Show all lines from the data that include the word "muutos".

================================

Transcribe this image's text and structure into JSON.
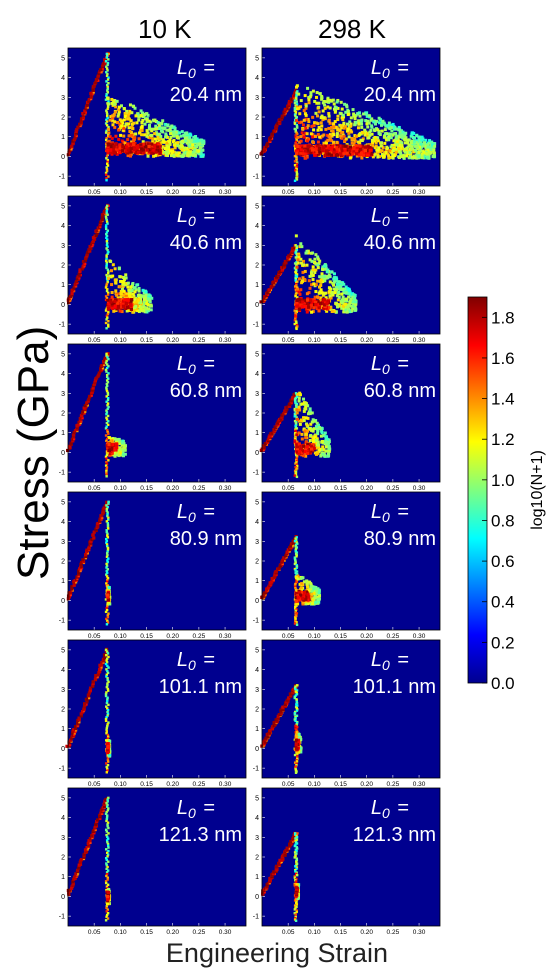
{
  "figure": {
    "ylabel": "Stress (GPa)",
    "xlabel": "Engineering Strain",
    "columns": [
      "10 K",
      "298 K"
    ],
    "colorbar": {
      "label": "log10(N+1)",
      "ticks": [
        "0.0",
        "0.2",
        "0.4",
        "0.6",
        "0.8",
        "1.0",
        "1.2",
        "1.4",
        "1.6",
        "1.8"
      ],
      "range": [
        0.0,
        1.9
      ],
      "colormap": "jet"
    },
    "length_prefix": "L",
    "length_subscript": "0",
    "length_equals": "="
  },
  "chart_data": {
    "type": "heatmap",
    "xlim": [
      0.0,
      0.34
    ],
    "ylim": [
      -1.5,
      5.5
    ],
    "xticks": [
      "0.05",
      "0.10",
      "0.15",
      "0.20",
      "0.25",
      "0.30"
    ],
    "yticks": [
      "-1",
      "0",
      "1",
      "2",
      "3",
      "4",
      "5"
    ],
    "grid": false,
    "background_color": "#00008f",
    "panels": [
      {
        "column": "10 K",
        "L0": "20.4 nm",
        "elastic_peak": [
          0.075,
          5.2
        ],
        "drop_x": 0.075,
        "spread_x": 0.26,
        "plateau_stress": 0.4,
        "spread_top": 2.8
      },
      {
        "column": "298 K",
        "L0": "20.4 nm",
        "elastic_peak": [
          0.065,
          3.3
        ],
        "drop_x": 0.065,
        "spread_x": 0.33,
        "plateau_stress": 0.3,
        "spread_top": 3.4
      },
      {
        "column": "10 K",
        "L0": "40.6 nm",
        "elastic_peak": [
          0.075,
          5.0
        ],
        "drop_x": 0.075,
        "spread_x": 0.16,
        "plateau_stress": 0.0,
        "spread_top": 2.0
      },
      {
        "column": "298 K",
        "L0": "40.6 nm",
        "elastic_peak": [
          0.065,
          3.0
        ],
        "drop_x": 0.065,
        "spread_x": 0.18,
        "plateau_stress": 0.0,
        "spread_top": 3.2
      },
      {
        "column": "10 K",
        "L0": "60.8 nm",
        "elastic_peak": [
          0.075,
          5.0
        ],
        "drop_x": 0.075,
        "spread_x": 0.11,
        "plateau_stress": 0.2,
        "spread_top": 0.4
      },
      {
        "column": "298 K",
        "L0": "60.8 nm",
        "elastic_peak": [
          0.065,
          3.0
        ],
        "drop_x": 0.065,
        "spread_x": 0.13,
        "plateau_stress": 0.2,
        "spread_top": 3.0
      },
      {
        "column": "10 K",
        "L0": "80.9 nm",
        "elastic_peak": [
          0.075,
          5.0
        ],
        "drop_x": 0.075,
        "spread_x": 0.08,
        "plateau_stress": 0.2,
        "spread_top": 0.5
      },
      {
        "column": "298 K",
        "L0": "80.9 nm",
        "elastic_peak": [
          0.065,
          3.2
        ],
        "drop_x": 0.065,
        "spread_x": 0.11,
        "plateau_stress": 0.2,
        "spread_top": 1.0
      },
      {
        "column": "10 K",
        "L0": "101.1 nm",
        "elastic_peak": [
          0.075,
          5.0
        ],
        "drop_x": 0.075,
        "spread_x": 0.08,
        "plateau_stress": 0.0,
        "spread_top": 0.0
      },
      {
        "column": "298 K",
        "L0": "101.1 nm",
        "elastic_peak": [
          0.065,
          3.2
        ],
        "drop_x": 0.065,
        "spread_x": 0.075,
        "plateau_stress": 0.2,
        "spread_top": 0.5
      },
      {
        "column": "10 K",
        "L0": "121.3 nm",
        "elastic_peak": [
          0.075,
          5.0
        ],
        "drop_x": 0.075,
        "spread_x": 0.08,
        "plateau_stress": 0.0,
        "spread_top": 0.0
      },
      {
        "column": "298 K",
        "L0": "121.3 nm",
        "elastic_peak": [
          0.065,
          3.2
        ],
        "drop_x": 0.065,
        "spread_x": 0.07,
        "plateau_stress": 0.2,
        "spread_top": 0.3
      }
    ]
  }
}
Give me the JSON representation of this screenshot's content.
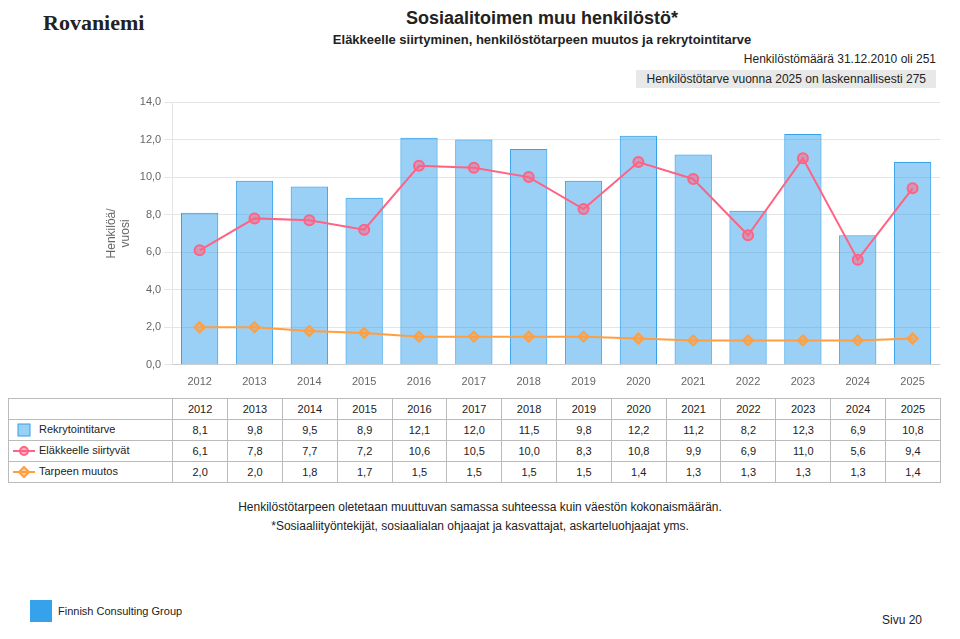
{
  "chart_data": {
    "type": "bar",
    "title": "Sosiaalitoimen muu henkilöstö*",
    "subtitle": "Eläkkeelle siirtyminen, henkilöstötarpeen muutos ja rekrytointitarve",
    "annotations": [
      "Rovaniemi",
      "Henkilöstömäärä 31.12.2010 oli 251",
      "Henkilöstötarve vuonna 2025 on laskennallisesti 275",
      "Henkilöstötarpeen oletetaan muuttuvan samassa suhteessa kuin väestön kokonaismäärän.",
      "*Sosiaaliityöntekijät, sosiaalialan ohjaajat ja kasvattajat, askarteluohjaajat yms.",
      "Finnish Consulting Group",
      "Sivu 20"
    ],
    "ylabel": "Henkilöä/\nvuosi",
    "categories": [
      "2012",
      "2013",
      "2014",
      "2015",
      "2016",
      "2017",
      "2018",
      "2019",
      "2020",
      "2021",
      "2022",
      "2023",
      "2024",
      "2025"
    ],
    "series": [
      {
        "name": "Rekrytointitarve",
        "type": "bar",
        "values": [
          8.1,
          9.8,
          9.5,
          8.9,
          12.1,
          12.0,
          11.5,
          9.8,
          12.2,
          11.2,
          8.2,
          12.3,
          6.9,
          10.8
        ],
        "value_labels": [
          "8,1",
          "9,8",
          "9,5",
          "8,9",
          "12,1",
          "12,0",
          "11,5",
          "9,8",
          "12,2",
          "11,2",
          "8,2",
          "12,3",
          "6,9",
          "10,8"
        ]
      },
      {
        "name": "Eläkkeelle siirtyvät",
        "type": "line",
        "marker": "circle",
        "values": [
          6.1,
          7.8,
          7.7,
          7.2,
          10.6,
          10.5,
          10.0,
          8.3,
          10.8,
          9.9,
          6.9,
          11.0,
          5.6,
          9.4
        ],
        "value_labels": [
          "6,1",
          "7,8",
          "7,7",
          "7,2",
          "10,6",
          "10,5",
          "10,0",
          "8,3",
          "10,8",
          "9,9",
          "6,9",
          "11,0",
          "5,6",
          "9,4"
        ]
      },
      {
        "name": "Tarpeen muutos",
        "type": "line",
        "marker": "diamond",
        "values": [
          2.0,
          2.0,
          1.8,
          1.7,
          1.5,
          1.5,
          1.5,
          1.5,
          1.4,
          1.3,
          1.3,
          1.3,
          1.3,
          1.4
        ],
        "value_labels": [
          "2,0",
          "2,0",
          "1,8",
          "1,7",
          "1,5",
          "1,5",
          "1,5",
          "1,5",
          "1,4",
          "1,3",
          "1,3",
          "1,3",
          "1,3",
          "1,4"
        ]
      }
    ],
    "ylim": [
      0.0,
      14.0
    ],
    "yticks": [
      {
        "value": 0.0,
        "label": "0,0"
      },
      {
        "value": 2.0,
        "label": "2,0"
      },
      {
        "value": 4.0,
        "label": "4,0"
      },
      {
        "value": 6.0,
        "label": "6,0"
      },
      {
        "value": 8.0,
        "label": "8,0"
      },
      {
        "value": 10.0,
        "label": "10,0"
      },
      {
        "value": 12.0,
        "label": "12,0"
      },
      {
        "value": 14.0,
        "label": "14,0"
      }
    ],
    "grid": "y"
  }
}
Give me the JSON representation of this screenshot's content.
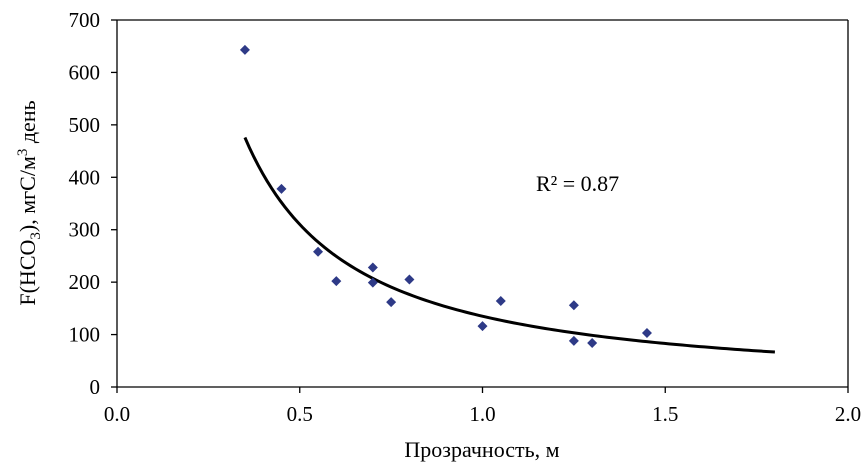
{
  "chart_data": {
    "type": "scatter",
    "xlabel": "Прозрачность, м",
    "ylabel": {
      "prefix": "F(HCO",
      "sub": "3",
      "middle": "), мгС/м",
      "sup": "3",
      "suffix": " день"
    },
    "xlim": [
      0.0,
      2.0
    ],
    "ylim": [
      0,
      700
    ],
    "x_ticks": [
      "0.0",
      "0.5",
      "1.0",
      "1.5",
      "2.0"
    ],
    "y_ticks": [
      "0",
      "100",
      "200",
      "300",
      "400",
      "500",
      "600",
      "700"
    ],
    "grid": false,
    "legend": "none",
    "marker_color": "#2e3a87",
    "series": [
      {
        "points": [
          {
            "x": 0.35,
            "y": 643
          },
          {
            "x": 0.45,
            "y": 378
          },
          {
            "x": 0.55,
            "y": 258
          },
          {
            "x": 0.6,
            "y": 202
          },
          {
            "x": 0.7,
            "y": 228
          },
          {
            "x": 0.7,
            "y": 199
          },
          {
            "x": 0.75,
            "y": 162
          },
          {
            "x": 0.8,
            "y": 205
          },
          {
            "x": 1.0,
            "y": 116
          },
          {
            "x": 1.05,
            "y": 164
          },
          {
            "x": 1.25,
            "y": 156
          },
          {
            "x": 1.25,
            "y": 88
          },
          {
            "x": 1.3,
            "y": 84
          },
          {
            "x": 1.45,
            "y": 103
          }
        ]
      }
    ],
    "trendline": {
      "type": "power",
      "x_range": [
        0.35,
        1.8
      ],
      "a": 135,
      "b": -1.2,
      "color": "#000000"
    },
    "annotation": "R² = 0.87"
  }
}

================================

▶ **The completed task**
    "subtitle": "Eläkkeelle siirtyminen, henkilöstötarpeen muutos ja rekrytointitarve",
        "name": "Tarpeen muutos",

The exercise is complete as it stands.